## Start Data records

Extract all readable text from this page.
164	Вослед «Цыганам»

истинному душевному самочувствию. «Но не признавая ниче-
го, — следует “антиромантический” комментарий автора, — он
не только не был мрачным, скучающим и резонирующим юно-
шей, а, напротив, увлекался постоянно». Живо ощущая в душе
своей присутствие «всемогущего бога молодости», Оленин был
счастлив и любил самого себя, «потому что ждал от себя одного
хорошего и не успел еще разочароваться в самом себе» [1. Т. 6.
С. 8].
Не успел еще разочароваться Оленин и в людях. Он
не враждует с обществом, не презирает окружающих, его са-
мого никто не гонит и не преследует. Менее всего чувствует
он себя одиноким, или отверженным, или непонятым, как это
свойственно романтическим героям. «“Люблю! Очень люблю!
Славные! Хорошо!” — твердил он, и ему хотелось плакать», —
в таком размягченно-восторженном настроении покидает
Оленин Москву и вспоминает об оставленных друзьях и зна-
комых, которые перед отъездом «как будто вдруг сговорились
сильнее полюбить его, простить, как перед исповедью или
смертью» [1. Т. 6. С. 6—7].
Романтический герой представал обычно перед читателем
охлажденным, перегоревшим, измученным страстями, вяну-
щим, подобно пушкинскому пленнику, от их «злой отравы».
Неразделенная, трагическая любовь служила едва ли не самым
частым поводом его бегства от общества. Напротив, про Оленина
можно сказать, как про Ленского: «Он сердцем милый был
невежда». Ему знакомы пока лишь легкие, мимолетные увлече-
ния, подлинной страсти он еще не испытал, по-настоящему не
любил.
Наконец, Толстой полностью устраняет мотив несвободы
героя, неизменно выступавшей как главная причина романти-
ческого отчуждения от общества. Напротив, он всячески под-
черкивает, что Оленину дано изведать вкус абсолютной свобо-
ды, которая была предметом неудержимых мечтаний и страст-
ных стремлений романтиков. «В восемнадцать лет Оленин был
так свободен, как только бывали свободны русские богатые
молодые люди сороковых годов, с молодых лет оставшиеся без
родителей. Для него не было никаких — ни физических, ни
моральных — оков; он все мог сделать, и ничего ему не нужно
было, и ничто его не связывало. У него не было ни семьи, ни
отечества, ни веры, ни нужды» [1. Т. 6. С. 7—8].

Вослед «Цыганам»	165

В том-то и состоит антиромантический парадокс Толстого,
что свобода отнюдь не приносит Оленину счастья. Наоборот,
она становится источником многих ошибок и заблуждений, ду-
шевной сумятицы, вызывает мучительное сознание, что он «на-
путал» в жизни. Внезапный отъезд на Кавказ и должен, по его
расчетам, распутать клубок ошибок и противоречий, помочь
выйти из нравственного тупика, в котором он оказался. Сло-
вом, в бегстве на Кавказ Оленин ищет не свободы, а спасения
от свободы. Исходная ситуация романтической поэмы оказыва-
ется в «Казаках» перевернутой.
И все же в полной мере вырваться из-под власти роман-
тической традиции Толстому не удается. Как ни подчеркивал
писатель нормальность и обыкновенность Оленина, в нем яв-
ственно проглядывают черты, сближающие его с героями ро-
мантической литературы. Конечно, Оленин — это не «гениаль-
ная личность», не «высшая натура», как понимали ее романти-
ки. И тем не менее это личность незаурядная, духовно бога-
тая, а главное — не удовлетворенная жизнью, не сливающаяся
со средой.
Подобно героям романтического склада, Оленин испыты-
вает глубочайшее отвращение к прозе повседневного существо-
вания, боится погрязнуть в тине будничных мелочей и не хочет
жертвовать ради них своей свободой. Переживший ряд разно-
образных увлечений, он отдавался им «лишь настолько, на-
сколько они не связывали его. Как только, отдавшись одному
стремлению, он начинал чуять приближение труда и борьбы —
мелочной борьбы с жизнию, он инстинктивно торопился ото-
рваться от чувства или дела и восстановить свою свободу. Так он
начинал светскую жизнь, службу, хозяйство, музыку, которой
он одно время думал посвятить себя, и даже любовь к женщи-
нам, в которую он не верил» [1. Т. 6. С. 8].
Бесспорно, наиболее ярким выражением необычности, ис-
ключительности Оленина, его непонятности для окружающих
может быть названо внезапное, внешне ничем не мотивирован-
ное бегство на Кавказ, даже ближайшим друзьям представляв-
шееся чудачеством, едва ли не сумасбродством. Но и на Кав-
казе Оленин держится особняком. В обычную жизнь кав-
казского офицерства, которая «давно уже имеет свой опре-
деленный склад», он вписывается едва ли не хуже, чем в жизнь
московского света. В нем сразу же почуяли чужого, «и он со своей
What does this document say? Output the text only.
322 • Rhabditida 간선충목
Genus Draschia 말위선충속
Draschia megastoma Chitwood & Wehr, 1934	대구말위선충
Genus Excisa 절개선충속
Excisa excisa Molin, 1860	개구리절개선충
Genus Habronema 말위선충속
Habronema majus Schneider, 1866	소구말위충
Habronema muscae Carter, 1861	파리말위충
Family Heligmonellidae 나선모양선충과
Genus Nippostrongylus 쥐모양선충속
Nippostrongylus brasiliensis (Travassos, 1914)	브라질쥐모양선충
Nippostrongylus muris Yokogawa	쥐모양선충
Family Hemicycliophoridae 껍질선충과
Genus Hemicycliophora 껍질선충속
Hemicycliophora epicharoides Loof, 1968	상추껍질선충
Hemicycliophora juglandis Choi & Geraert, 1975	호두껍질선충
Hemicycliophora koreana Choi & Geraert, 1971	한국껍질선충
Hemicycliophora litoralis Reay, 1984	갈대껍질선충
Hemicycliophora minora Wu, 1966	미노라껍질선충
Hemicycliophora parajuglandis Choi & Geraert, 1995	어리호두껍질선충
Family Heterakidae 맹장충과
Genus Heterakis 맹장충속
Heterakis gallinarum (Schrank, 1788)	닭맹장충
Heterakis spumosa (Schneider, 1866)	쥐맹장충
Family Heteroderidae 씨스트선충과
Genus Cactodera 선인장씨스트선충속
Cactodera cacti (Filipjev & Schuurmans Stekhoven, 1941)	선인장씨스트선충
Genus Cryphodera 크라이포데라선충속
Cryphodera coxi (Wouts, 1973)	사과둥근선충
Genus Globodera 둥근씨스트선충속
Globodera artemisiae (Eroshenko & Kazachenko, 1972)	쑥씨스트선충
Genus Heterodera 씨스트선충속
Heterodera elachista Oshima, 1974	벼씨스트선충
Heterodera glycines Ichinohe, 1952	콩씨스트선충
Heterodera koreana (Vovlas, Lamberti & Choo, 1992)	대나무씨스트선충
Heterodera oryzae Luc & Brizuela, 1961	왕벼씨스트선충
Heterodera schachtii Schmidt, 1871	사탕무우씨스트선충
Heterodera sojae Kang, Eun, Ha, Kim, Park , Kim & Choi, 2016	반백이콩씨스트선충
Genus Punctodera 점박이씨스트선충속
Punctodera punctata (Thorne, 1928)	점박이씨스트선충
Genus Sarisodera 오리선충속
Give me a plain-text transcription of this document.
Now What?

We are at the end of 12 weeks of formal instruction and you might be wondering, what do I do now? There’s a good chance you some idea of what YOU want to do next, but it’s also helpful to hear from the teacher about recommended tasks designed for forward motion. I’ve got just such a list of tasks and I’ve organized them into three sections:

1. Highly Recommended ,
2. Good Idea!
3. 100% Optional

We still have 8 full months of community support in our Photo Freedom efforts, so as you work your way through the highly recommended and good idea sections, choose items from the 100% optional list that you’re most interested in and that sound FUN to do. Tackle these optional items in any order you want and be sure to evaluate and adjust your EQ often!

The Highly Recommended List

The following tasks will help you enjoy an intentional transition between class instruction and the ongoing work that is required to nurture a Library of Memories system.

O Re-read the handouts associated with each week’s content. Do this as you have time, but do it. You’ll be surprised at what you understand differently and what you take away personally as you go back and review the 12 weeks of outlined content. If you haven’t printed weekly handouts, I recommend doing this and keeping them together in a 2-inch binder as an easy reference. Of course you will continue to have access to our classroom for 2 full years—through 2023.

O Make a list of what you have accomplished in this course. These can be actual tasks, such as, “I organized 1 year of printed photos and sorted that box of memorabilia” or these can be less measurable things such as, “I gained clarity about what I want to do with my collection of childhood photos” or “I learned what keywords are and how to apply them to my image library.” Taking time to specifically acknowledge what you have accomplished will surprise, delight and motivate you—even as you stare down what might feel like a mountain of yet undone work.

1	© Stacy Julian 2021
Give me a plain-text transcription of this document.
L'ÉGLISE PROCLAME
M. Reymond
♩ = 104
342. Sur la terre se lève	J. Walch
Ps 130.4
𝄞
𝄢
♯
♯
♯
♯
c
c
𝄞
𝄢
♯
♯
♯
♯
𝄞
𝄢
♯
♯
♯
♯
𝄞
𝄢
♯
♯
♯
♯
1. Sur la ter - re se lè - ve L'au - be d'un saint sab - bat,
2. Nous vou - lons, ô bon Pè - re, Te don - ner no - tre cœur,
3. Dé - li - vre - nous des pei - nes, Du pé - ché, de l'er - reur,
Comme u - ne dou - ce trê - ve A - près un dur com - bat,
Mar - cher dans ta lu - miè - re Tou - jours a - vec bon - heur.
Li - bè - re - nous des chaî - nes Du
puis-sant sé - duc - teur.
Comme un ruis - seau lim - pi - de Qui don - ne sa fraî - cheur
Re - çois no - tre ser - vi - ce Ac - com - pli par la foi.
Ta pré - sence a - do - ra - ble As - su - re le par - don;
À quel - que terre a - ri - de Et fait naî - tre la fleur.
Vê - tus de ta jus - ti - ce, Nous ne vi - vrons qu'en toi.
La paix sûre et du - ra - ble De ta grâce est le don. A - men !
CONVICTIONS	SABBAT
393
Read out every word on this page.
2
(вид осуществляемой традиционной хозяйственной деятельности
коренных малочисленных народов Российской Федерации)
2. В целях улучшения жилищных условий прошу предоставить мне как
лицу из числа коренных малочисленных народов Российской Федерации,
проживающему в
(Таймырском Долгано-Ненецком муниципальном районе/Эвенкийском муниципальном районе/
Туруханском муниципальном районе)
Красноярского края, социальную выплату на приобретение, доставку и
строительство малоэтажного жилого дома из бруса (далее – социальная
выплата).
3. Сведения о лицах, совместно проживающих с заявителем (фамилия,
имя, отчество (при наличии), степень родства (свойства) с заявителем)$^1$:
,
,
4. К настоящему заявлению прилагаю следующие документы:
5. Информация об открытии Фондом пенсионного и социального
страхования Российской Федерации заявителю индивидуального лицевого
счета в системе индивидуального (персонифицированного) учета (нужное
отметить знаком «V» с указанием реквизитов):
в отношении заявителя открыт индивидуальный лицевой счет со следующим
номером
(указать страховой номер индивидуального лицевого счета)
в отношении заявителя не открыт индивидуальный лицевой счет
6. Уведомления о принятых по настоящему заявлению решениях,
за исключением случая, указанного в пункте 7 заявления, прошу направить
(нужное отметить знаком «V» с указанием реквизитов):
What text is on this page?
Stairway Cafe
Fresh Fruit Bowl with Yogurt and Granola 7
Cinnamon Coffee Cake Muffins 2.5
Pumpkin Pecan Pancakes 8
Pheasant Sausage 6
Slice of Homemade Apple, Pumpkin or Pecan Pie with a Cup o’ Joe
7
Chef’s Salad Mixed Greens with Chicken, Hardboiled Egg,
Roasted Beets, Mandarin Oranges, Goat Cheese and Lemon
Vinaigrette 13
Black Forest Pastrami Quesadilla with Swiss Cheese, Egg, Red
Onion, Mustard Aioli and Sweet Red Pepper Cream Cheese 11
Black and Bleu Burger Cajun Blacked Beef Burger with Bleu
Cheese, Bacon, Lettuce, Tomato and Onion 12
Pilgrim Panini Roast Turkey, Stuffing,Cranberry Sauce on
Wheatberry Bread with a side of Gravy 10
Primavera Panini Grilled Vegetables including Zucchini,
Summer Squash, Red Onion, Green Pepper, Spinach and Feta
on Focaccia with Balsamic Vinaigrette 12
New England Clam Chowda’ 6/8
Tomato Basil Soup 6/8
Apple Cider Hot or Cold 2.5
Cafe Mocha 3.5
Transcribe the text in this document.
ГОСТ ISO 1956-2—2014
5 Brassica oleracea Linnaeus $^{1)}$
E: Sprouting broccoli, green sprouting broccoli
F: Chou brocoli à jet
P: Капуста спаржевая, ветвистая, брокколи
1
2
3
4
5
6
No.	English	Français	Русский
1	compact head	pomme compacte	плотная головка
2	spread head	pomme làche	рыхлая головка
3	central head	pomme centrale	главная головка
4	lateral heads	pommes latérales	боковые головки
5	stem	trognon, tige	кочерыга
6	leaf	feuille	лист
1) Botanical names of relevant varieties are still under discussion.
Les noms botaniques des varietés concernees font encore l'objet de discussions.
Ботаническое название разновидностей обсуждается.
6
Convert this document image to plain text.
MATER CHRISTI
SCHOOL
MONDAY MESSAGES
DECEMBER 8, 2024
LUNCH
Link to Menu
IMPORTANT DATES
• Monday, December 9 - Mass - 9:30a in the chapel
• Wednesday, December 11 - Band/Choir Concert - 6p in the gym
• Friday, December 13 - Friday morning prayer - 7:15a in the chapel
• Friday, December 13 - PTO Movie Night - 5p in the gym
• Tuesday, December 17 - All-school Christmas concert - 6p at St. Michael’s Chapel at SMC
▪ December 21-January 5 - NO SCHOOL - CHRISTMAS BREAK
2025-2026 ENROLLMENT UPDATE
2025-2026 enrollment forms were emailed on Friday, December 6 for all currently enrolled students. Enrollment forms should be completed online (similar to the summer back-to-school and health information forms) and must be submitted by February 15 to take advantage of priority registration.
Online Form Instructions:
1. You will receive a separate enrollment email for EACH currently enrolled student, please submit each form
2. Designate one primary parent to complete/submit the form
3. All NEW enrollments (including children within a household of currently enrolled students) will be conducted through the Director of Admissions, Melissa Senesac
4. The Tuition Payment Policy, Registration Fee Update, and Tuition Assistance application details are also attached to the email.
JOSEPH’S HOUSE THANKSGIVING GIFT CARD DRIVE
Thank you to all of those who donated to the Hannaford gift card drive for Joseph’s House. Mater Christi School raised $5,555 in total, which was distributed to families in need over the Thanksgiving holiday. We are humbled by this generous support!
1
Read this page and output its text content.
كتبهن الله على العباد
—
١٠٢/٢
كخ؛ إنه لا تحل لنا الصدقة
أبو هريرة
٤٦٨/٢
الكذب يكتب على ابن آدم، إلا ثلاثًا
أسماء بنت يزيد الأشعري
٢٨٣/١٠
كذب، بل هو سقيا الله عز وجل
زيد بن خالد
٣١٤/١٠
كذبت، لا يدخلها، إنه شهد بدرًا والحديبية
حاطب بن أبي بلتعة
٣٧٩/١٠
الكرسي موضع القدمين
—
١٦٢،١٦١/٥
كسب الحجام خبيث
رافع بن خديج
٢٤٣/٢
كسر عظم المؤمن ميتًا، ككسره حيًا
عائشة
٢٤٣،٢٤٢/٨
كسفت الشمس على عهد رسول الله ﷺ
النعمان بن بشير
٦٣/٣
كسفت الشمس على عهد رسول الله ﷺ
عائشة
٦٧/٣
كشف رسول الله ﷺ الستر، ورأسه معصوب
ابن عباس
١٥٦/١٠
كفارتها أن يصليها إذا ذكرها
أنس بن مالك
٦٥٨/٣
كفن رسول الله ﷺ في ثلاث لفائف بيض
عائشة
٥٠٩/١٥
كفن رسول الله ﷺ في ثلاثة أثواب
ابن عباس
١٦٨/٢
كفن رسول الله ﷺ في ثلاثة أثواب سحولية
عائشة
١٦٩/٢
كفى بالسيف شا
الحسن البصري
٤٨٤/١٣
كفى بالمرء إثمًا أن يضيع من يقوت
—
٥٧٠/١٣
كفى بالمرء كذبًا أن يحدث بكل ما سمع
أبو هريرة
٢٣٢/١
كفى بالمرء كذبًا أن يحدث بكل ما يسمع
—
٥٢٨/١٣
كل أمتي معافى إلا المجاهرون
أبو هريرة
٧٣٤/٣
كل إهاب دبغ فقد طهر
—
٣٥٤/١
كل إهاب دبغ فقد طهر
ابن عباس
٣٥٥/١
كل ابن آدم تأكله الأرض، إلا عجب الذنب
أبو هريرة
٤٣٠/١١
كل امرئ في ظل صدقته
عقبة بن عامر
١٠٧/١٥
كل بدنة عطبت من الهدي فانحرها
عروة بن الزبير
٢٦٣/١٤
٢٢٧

## End Data records

## What is needed
Select and copy every line of the material that holds the string "указанием".

## Right answer
отметить знаком «V» с указанием реквизитов):
(нужное отметить знаком «V» с указанием реквизитов):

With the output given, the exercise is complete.